• [Given task] Retype each line exactly. Skip images.

• [Entries]
---

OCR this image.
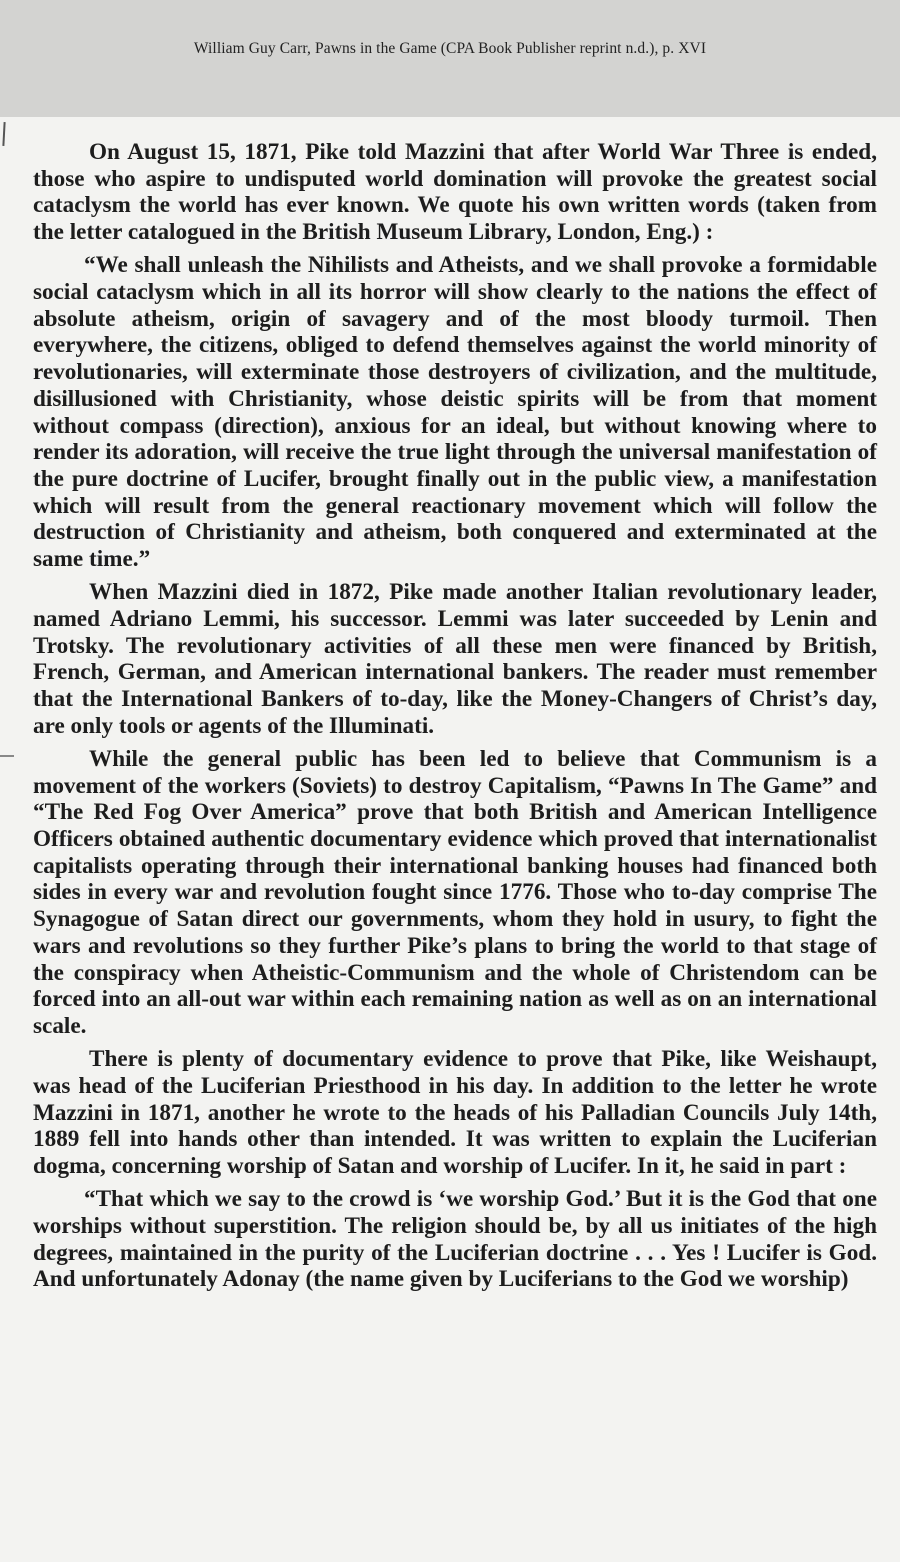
William Guy Carr, Pawns in the Game (CPA Book Publisher reprint n.d.), p. XVI

On August 15, 1871, Pike told Mazzini that after World War Three is ended, those who aspire to undisputed world domination will provoke the greatest social cataclysm the world has ever known. We quote his own written words (taken from the letter catalogued in the British Museum Library, London, Eng.) :

“We shall unleash the Nihilists and Atheists, and we shall provoke a formidable social cataclysm which in all its horror will show clearly to the nations the effect of absolute atheism, origin of savagery and of the most bloody turmoil. Then everywhere, the citizens, obliged to defend themselves against the world minority of revolutionaries, will exterminate those destroyers of civilization, and the multitude, disillusioned with Christianity, whose deistic spirits will be from that moment without compass (direction), anxious for an ideal, but without knowing where to render its adoration, will receive the true light through the universal manifestation of the pure doctrine of Lucifer, brought finally out in the public view, a manifestation which will result from the general reactionary movement which will follow the destruction of Christianity and atheism, both conquered and exterminated at the same time.”

When Mazzini died in 1872, Pike made another Italian revolutionary leader, named Adriano Lemmi, his successor. Lemmi was later succeeded by Lenin and Trotsky. The revolutionary activities of all these men were financed by British, French, German, and American international bankers. The reader must remember that the International Bankers of to-day, like the Money-Changers of Christ’s day, are only tools or agents of the Illuminati.

While the general public has been led to believe that Communism is a movement of the workers (Soviets) to destroy Capitalism, “Pawns In The Game” and “The Red Fog Over America” prove that both British and American Intelligence Officers obtained authentic documentary evidence which proved that internationalist capitalists operating through their international banking houses had financed both sides in every war and revolution fought since 1776. Those who to-day comprise The Synagogue of Satan direct our governments, whom they hold in usury, to fight the wars and revolutions so they further Pike’s plans to bring the world to that stage of the conspiracy when Atheistic-Communism and the whole of Christendom can be forced into an all-out war within each remaining nation as well as on an international scale.

There is plenty of documentary evidence to prove that Pike, like Weishaupt, was head of the Luciferian Priesthood in his day. In addition to the letter he wrote Mazzini in 1871, another he wrote to the heads of his Palladian Councils July 14th, 1889 fell into hands other than intended. It was written to explain the Luciferian dogma, concerning worship of Satan and worship of Lucifer. In it, he said in part :

“That which we say to the crowd is ‘we worship God.’ But it is the God that one worships without superstition. The religion should be, by all us initiates of the high degrees, maintained in the purity of the Luciferian doctrine . . . Yes ! Lucifer is God. And unfortunately Adonay (the name given by Luciferians to the God we worship)
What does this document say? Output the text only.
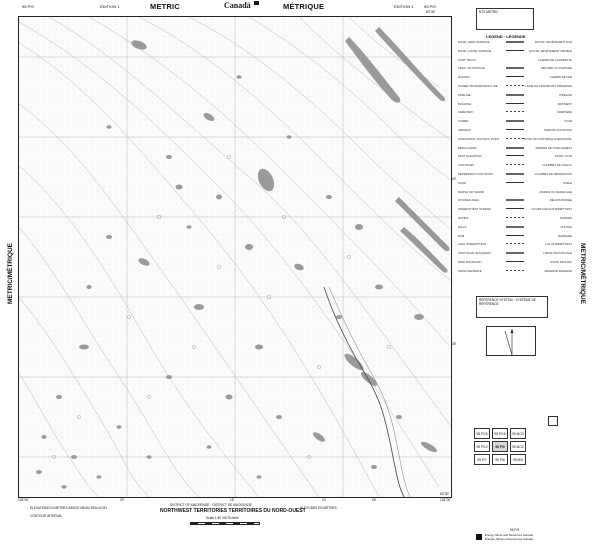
95 P/9	EDITION 1	METRIC	Canadä	MÉTRIQUE	EDITION 1	95 P/9
METRIC/MÉTRIQUE	METRIC/MÉTRIQUE
63°45'
40'
35'
128°00'
63°30'
128°00'
20'	15'	10'	05'
ELEVATIONS IN METRES ABOVE MEAN SEA LEVEL
CONTOUR INTERVAL
DISTRICT OF MACKENZIE · DISTRICT DE MACKENZIE
NORTHWEST TERRITORIES TERRITOIRES DU NORD-OUEST
Scale 1:50 000 Échelle
ALTITUDES EN MÈTRES
95 P/9
Energy, Mines and Resources Canada
Énergie, Mines et Ressources Canada
NTS METRIC
LEGEND · LÉGENDE
ROAD, HARD SURFACE	ROUTE, REVÊTEMENT DUR
ROAD, LOOSE SURFACE	ROUTE, REVÊTEMENT MEUBLE
CART TRACK	CHEMIN DE CHARRETTE
TRAIL OR PORTAGE	SENTIER OU PORTAGE
RAILWAY	CHEMIN DE FER
POWER TRANSMISSION LINE	LIGNE DE TRANSPORT D'ÉNERGIE
PIPELINE	PIPELINE
BUILDING	BÂTIMENT
CEMETERY	CIMETIÈRE
TOWER	TOUR
AIRFIELD	TERRAIN D'AVIATION
HORIZONTAL CONTROL POINT	POINT DE CONTRÔLE HORIZONTAL
BENCH MARK	REPÈRE DE NIVELLEMENT
SPOT ELEVATION	POINT COTÉ
CONTOURS	COURBES DE NIVEAU
DEPRESSION CONTOURS	COURBES DE DÉPRESSION
SAND	SABLE
MARSH OR SWAMP	MARAIS OU MARÉCAGE
WOODED AREA	RÉGION BOISÉE
INTERMITTENT STREAM	COURS D'EAU INTERMITTENT
RAPIDS	RAPIDES
FALLS	CHUTES
DAM	BARRAGE
LAKE INTERMITTENT	LAC INTERMITTENT
PROVINCIAL BOUNDARY	LIMITE PROVINCIALE
PARK BOUNDARY	LIMITE DE PARC
INDIAN RESERVE	RÉSERVE INDIENNE
REFERENCE SYSTEM · SYSTÈME DE RÉFÉRENCE
95 P/15	95 P/16	95 M/13
95 P/10	95 P/9	95 M/12
95 P/7	95 P/8	95 M/5
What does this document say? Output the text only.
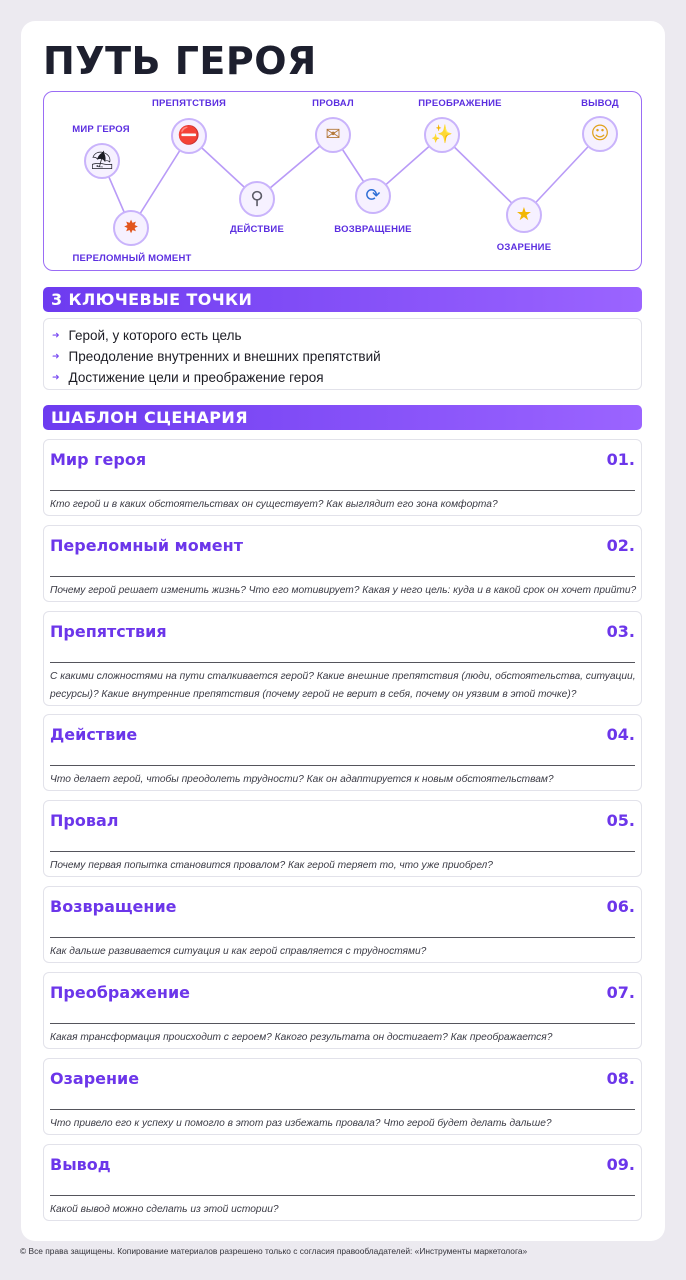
ПУТЬ ГЕРОЯ
⛱
✸
⛔
⚲
✉
⟳
✨
★
☺
МИР ГЕРОЯ
ПЕРЕЛОМНЫЙ МОМЕНТ
ПРЕПЯТСТВИЯ
ДЕЙСТВИЕ
ПРОВАЛ
ВОЗВРАЩЕНИЕ
ПРЕОБРАЖЕНИЕ
ОЗАРЕНИЕ
ВЫВОД
3 КЛЮЧЕВЫЕ ТОЧКИ
➜ Герой, у которого есть цель
➜ Преодоление внутренних и внешних препятствий
➜ Достижение цели и преображение героя
ШАБЛОН СЦЕНАРИЯ
Мир героя	01.
Кто герой и в каких обстоятельствах он существует? Как выглядит его зона комфорта?
Переломный момент	02.
Почему герой решает изменить жизнь? Что его мотивирует? Какая у него цель: куда и в какой срок он хочет прийти?
Препятствия	03.
С какими сложностями на пути сталкивается герой? Какие внешние препятствия (люди, обстоятельства, ситуации, ресурсы)? Какие внутренние препятствия (почему герой не верит в себя, почему он уязвим в этой точке)?
Действие	04.
Что делает герой, чтобы преодолеть трудности? Как он адаптируется к новым обстоятельствам?
Провал	05.
Почему первая попытка становится провалом? Как герой теряет то, что уже приобрел?
Возвращение	06.
Как дальше развивается ситуация и как герой справляется с трудностями?
Преображение	07.
Какая трансформация происходит с героем? Какого результата он достигает? Как преображается?
Озарение	08.
Что привело его к успеху и помогло в этот раз избежать провала? Что герой будет делать дальше?
Вывод	09.
Какой вывод можно сделать из этой истории?
© Все права защищены. Копирование материалов разрешено только с согласия правообладателей: «Инструменты маркетолога»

---

• [Response to this exercise]
OCR this image.
William Guy Carr, Pawns in the Game (CPA Book Publisher reprint n.d.), p. XVI

On August 15, 1871, Pike told Mazzini that after World War Three is ended, those who aspire to undisputed world domination will provoke the greatest social cataclysm the world has ever known. We quote his own written words (taken from the letter catalogued in the British Museum Library, London, Eng.) :

“We shall unleash the Nihilists and Atheists, and we shall provoke a formidable social cataclysm which in all its horror will show clearly to the nations the effect of absolute atheism, origin of savagery and of the most bloody turmoil. Then everywhere, the citizens, obliged to defend themselves against the world minority of revolutionaries, will exterminate those destroyers of civilization, and the multitude, disillusioned with Christianity, whose deistic spirits will be from that moment without compass (direction), anxious for an ideal, but without knowing where to render its adoration, will receive the true light through the universal manifestation of the pure doctrine of Lucifer, brought finally out in the public view, a manifestation which will result from the general reactionary movement which will follow the destruction of Christianity and atheism, both conquered and exterminated at the same time.”

When Mazzini died in 1872, Pike made another Italian revolutionary leader, named Adriano Lemmi, his successor. Lemmi was later succeeded by Lenin and Trotsky. The revolutionary activities of all these men were financed by British, French, German, and American international bankers. The reader must remember that the International Bankers of to-day, like the Money-Changers of Christ’s day, are only tools or agents of the Illuminati.

While the general public has been led to believe that Communism is a movement of the workers (Soviets) to destroy Capitalism, “Pawns In The Game” and “The Red Fog Over America” prove that both British and American Intelligence Officers obtained authentic documentary evidence which proved that internationalist capitalists operating through their international banking houses had financed both sides in every war and revolution fought since 1776. Those who to-day comprise The Synagogue of Satan direct our governments, whom they hold in usury, to fight the wars and revolutions so they further Pike’s plans to bring the world to that stage of the conspiracy when Atheistic-Communism and the whole of Christendom can be forced into an all-out war within each remaining nation as well as on an international scale.

There is plenty of documentary evidence to prove that Pike, like Weishaupt, was head of the Luciferian Priesthood in his day. In addition to the letter he wrote Mazzini in 1871, another he wrote to the heads of his Palladian Councils July 14th, 1889 fell into hands other than intended. It was written to explain the Luciferian dogma, concerning worship of Satan and worship of Lucifer. In it, he said in part :

“That which we say to the crowd is ‘we worship God.’ But it is the God that one worships without superstition. The religion should be, by all us initiates of the high degrees, maintained in the purity of the Luciferian doctrine . . . Yes ! Lucifer is God. And unfortunately Adonay (the name given by Luciferians to the God we worship)
What does this document say? Output the text only.
95 P/9	EDITION 1	METRIC	Canadä	MÉTRIQUE	EDITION 1	95 P/9
METRIC/MÉTRIQUE	METRIC/MÉTRIQUE
63°45'
40'
35'
128°00'
63°30'
128°00'
20'	15'	10'	05'
ELEVATIONS IN METRES ABOVE MEAN SEA LEVEL
CONTOUR INTERVAL
DISTRICT OF MACKENZIE · DISTRICT DE MACKENZIE
NORTHWEST TERRITORIES TERRITOIRES DU NORD-OUEST
Scale 1:50 000 Échelle
ALTITUDES EN MÈTRES
95 P/9
Energy, Mines and Resources Canada
Énergie, Mines et Ressources Canada
NTS METRIC
LEGEND · LÉGENDE
ROAD, HARD SURFACE	ROUTE, REVÊTEMENT DUR
ROAD, LOOSE SURFACE	ROUTE, REVÊTEMENT MEUBLE
CART TRACK	CHEMIN DE CHARRETTE
TRAIL OR PORTAGE	SENTIER OU PORTAGE
RAILWAY	CHEMIN DE FER
POWER TRANSMISSION LINE	LIGNE DE TRANSPORT D'ÉNERGIE
PIPELINE	PIPELINE
BUILDING	BÂTIMENT
CEMETERY	CIMETIÈRE
TOWER	TOUR
AIRFIELD	TERRAIN D'AVIATION
HORIZONTAL CONTROL POINT	POINT DE CONTRÔLE HORIZONTAL
BENCH MARK	REPÈRE DE NIVELLEMENT
SPOT ELEVATION	POINT COTÉ
CONTOURS	COURBES DE NIVEAU
DEPRESSION CONTOURS	COURBES DE DÉPRESSION
SAND	SABLE
MARSH OR SWAMP	MARAIS OU MARÉCAGE
WOODED AREA	RÉGION BOISÉE
INTERMITTENT STREAM	COURS D'EAU INTERMITTENT
RAPIDS	RAPIDES
FALLS	CHUTES
DAM	BARRAGE
LAKE INTERMITTENT	LAC INTERMITTENT
PROVINCIAL BOUNDARY	LIMITE PROVINCIALE
PARK BOUNDARY	LIMITE DE PARC
INDIAN RESERVE	RÉSERVE INDIENNE
REFERENCE SYSTEM · SYSTÈME DE RÉFÉRENCE
95 P/15	95 P/16	95 M/13
95 P/10	95 P/9	95 M/12
95 P/7	95 P/8	95 M/5
What does this document say? Output the text only.
ПУТЬ ГЕРОЯ
⛱
✸
⛔
⚲
✉
⟳
✨
★
☺
МИР ГЕРОЯ
ПЕРЕЛОМНЫЙ МОМЕНТ
ПРЕПЯТСТВИЯ
ДЕЙСТВИЕ
ПРОВАЛ
ВОЗВРАЩЕНИЕ
ПРЕОБРАЖЕНИЕ
ОЗАРЕНИЕ
ВЫВОД
3 КЛЮЧЕВЫЕ ТОЧКИ
➜ Герой, у которого есть цель
➜ Преодоление внутренних и внешних препятствий
➜ Достижение цели и преображение героя
ШАБЛОН СЦЕНАРИЯ
Мир героя	01.
Кто герой и в каких обстоятельствах он существует? Как выглядит его зона комфорта?
Переломный момент	02.
Почему герой решает изменить жизнь? Что его мотивирует? Какая у него цель: куда и в какой срок он хочет прийти?
Препятствия	03.
С какими сложностями на пути сталкивается герой? Какие внешние препятствия (люди, обстоятельства, ситуации, ресурсы)? Какие внутренние препятствия (почему герой не верит в себя, почему он уязвим в этой точке)?
Действие	04.
Что делает герой, чтобы преодолеть трудности? Как он адаптируется к новым обстоятельствам?
Провал	05.
Почему первая попытка становится провалом? Как герой теряет то, что уже приобрел?
Возвращение	06.
Как дальше развивается ситуация и как герой справляется с трудностями?
Преображение	07.
Какая трансформация происходит с героем? Какого результата он достигает? Как преображается?
Озарение	08.
Что привело его к успеху и помогло в этот раз избежать провала? Что герой будет делать дальше?
Вывод	09.
Какой вывод можно сделать из этой истории?
© Все права защищены. Копирование материалов разрешено только с согласия правообладателей: «Инструменты маркетолога»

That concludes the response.